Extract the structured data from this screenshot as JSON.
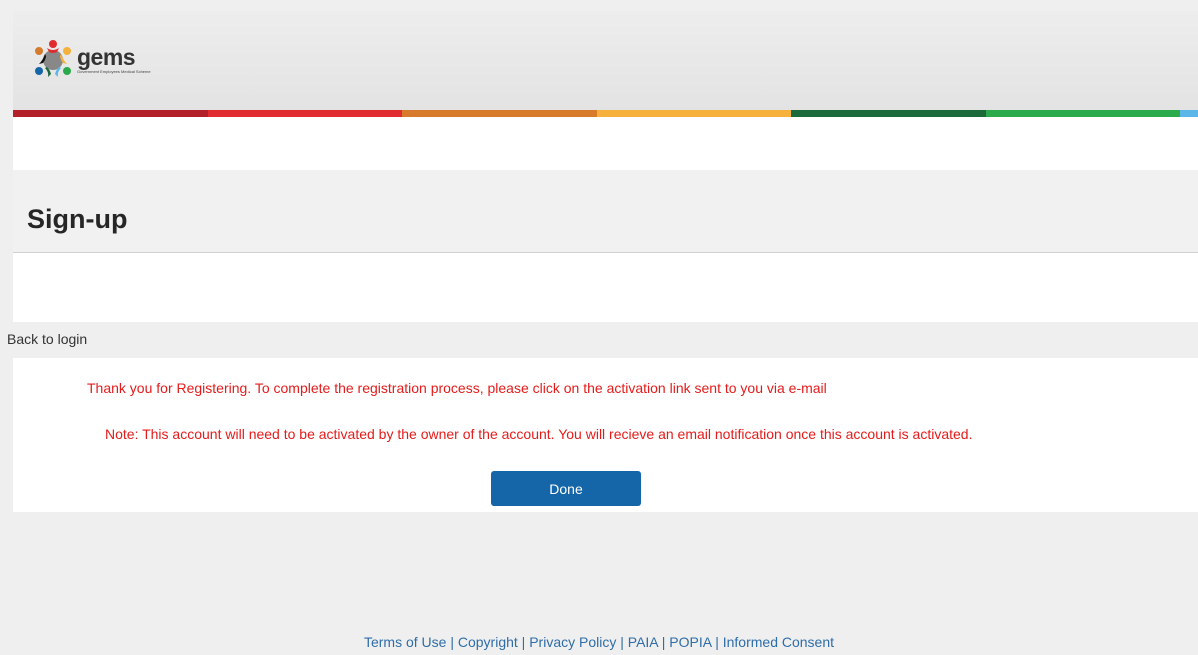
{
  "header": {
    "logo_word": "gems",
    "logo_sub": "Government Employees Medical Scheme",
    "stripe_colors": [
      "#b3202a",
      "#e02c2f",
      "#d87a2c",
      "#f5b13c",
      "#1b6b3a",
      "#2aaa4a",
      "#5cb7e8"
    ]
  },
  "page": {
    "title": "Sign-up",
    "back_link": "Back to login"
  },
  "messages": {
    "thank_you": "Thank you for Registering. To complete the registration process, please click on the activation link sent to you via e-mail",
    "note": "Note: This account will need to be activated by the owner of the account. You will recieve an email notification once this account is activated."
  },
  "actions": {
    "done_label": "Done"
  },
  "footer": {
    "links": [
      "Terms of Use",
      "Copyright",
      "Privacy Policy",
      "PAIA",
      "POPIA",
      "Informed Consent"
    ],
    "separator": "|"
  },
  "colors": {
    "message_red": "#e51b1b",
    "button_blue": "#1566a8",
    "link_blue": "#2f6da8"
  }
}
—————
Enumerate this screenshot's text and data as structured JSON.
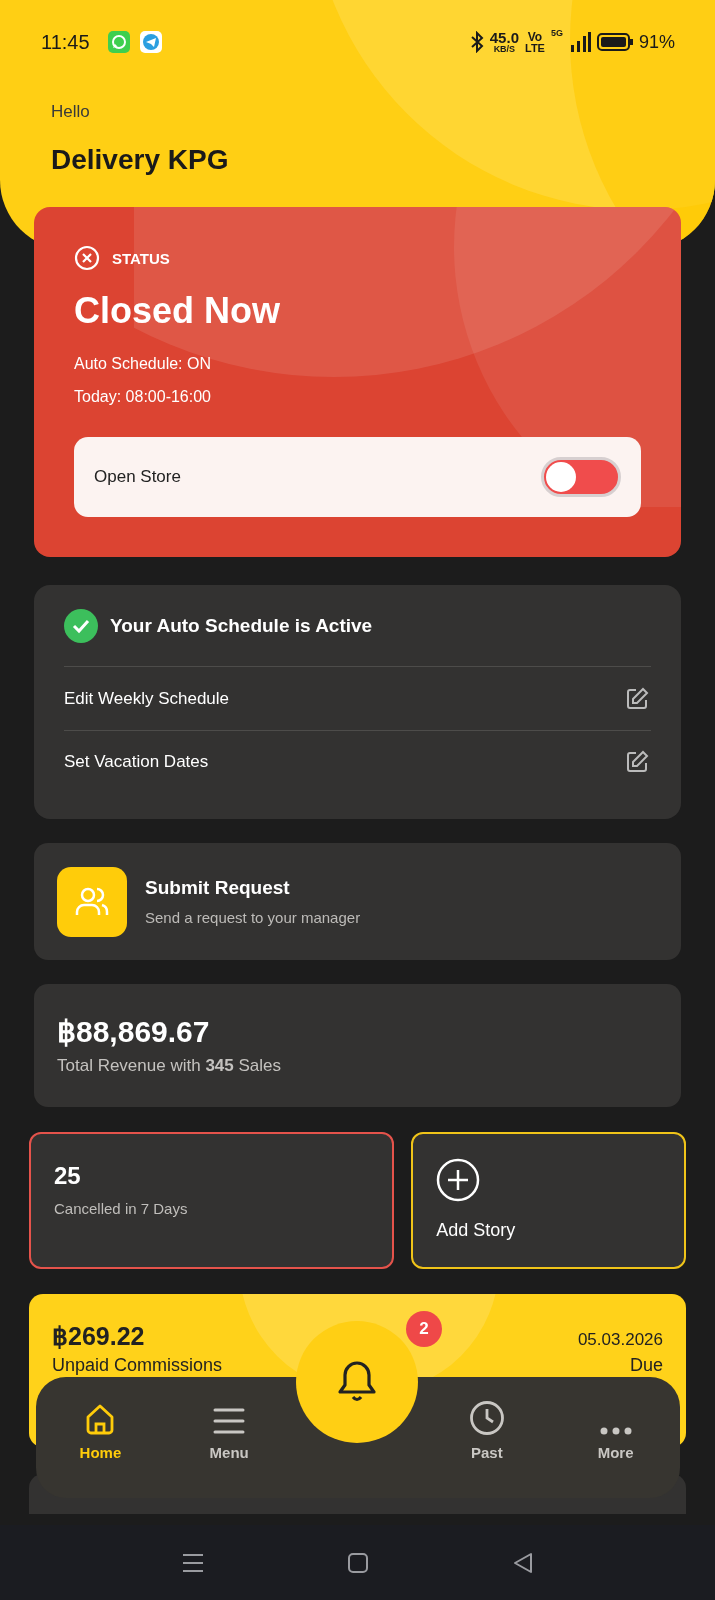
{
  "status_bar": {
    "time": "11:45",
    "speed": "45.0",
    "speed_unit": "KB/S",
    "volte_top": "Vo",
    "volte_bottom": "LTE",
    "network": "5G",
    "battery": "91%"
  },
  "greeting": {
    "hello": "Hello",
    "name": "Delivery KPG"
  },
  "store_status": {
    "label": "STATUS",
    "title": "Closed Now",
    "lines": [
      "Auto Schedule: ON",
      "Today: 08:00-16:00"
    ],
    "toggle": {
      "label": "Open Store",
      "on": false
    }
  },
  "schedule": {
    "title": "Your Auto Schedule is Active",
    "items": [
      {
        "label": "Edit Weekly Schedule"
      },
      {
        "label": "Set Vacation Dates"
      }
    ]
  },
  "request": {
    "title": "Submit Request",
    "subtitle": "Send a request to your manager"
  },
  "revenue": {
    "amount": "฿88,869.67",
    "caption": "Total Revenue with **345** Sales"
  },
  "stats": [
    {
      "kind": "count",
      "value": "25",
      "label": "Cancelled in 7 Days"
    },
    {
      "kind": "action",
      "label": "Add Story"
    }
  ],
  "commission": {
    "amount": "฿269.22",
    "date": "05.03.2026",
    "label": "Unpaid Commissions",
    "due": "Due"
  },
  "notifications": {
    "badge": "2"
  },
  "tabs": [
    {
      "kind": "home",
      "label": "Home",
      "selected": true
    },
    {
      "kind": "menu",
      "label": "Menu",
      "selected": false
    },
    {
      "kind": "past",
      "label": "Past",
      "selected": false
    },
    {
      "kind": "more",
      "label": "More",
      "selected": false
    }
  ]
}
—————
The task: Select every line where the word "JSON" occurs.

Result of this task:
Extract the structured data from this screenshot as JSON.
Enumerate this screenshot's text and data as structured JSON.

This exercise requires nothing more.